# Nouvel outil de développement



## xbuilder (9 Juin 2015)

Bonjour à toutes et à tous

Je viens de terminer la construction d'un outil de développement pour OS X.
Il est basé sur un langage Pascal orienté objet ainsi que Cocoa. Il s'agit d'une version bêta pouvant fonctionner dès Maverick.

Je recherche des personnes qui seraient intéressées par ce projet. Je leur demande de faire des critiques objectives afin que je puisse l'améliorer.

Le projet se présente sous la forme d'un dmg téléchargeable à l'adresse suivante :

https://copy.com/NRGvec2FgdxoKwmR

Il contient l'ensemble du système à l'exception des tutoriels vidéos qui sont à télécharger à la demande.

Par avance, merci à toutes celles ou ceux qui vont y participer.


----------



## xbuilder (16 Juin 2015)

Bonjour,

Vous êtes nombreux à visiter le fil mais aucun n'y participe !

Je pense que cela est dû au fait que la description du projet est insuffisante.

Sans entrer dans le détail, le système peut s'adresser à des personnes désireuses d'évoluer dans l'utilisation de leur Mac.  De manière générale, il s'adresse à tout public.
Le système est proposé avec 21 exemples d'application tels que l'enregistrement audio, un client ftp, un enregistreur d'événements (déplacement de la souris, utilisation du clavier), un compresseur/décompresseur zip, un éditeur de graphiques, etc.

Au travers de ces exemples, vous constaterez que les briques logicielles réalisent la plupart des taches. Ces briques se déclinent en plusieurs catégories :

1. Les contrôleurs visuels ; ce sont des composants permettant la gestion des documents (fenêtre plus fichier), des boîtes de dialogue modales (bloquantes), et des feuilles (fenêtres recouvrant une autre fenêtre, elles sont semi modales).

.....

* CONSIGNE: Reproduisez le passage du fil sur le nouvel outil de développement, en commençant par « ## xbuilder (9 » et en poursuivant jusqu'à « je puisse l'améliorer. ». Les lignes qui viennent n'ont aucun rapport avec le fil sur le nouvel outil de développement.

* MATÉRIEL RECUEILLI:

.....

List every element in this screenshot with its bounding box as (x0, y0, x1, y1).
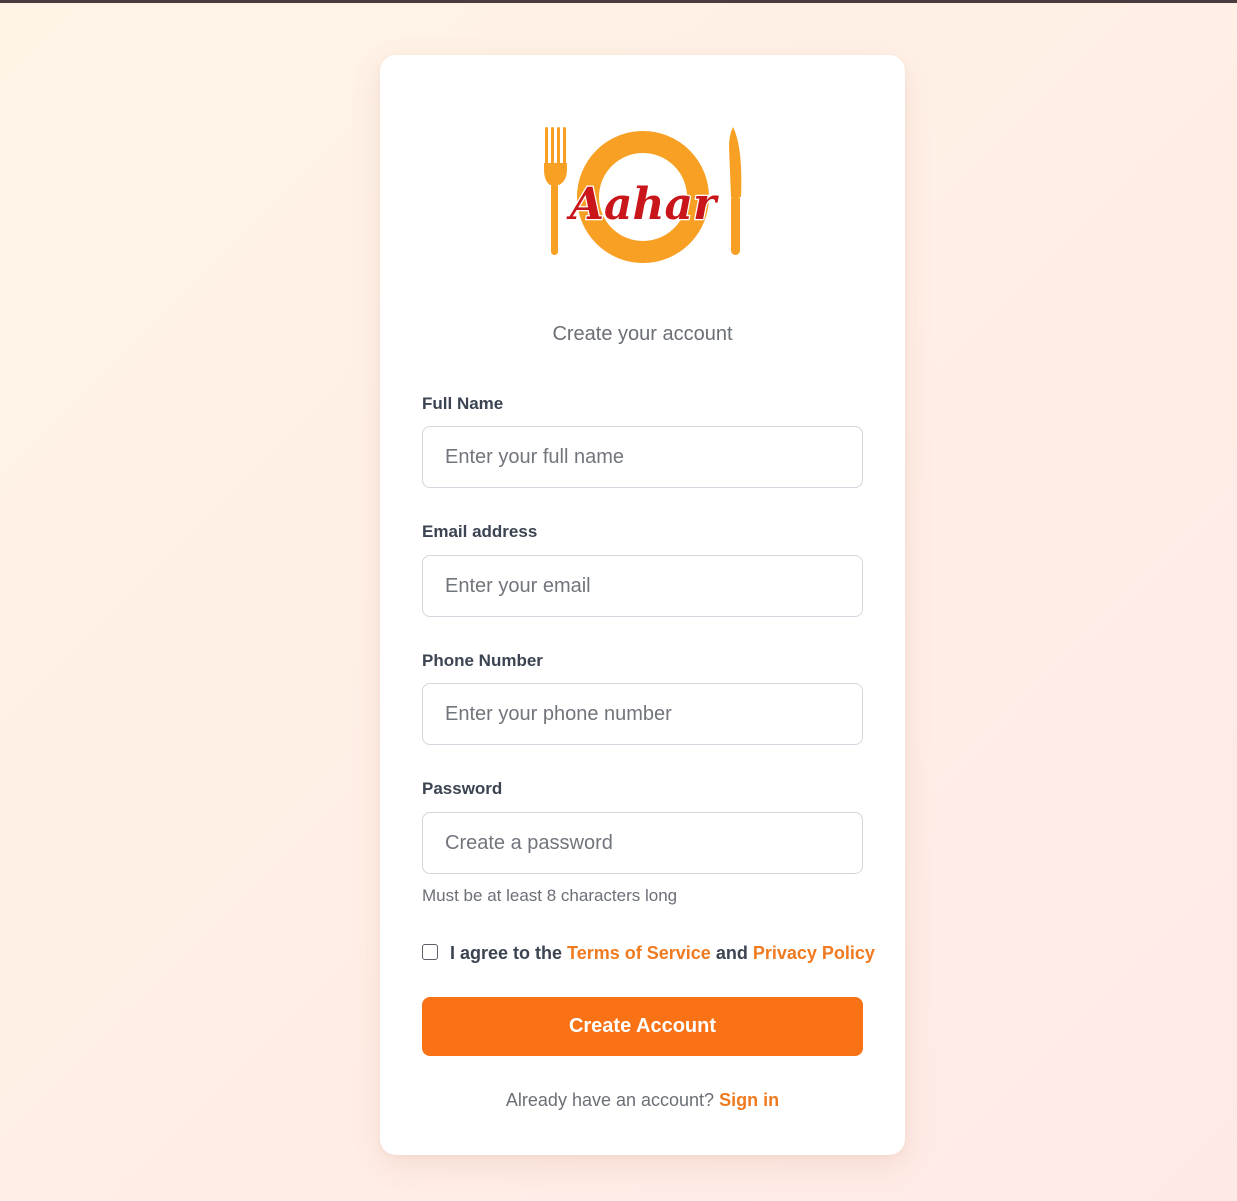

.....

* RÉPONSE ATTENDUE:
## xbuilder (9 Juin 2015)

Bonjour à toutes et à tous

Je viens de terminer la construction d'un outil de développement pour OS X.
Il est basé sur un langage Pascal orienté objet ainsi que Cocoa. Il s'agit d'une version bêta pouvant fonctionner dès Maverick.

Je recherche des personnes qui seraient intéressées par ce projet. Je leur demande de faire des critiques objectives afin que je puisse l'améliorer.